» RECORDS TO PROCESS
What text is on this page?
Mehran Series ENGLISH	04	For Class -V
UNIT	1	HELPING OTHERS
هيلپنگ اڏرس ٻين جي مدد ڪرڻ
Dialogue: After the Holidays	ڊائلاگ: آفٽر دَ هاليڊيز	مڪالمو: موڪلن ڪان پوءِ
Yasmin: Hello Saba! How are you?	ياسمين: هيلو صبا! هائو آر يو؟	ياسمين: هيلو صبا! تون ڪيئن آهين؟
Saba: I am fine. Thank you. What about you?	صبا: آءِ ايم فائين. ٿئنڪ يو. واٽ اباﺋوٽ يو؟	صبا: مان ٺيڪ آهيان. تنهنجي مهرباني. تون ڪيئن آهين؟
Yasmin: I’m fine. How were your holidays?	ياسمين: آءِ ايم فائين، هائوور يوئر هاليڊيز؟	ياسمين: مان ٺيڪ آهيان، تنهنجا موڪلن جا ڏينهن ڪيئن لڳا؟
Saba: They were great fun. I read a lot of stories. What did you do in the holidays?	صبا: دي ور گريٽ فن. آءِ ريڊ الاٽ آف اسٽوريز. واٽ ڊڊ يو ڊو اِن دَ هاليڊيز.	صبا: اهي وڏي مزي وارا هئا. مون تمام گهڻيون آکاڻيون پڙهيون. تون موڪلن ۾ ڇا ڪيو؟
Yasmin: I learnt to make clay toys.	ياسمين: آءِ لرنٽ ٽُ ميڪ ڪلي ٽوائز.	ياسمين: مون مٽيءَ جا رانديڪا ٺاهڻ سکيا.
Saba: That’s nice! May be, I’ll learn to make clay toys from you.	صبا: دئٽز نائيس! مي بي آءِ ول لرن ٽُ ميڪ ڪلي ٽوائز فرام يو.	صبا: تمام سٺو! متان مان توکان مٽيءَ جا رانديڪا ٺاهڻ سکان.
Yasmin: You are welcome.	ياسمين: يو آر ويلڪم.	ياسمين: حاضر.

» EXERCISE DETAILS
Write the listing out again, exactly as shown above.

» FULL SOLUTION
What text is on this page?
Mehran Series ENGLISH	04	For Class -V
UNIT	1	HELPING OTHERS
هيلپنگ اڏرس ٻين جي مدد ڪرڻ
Dialogue: After the Holidays	ڊائلاگ: آفٽر دَ هاليڊيز	مڪالمو: موڪلن ڪان پوءِ
Yasmin: Hello Saba! How are you?	ياسمين: هيلو صبا! هائو آر يو؟	ياسمين: هيلو صبا! تون ڪيئن آهين؟
Saba: I am fine. Thank you. What about you?	صبا: آءِ ايم فائين. ٿئنڪ يو. واٽ اباﺋوٽ يو؟	صبا: مان ٺيڪ آهيان. تنهنجي مهرباني. تون ڪيئن آهين؟
Yasmin: I’m fine. How were your holidays?	ياسمين: آءِ ايم فائين، هائوور يوئر هاليڊيز؟	ياسمين: مان ٺيڪ آهيان، تنهنجا موڪلن جا ڏينهن ڪيئن لڳا؟
Saba: They were great fun. I read a lot of stories. What did you do in the holidays?	صبا: دي ور گريٽ فن. آءِ ريڊ الاٽ آف اسٽوريز. واٽ ڊڊ يو ڊو اِن دَ هاليڊيز.	صبا: اهي وڏي مزي وارا هئا. مون تمام گهڻيون آکاڻيون پڙهيون. تون موڪلن ۾ ڇا ڪيو؟
Yasmin: I learnt to make clay toys.	ياسمين: آءِ لرنٽ ٽُ ميڪ ڪلي ٽوائز.	ياسمين: مون مٽيءَ جا رانديڪا ٺاهڻ سکيا.
Saba: That’s nice! May be, I’ll learn to make clay toys from you.	صبا: دئٽز نائيس! مي بي آءِ ول لرن ٽُ ميڪ ڪلي ٽوائز فرام يو.	صبا: تمام سٺو! متان مان توکان مٽيءَ جا رانديڪا ٺاهڻ سکان.
Yasmin: You are welcome.	ياسمين: يو آر ويلڪم.	ياسمين: حاضر.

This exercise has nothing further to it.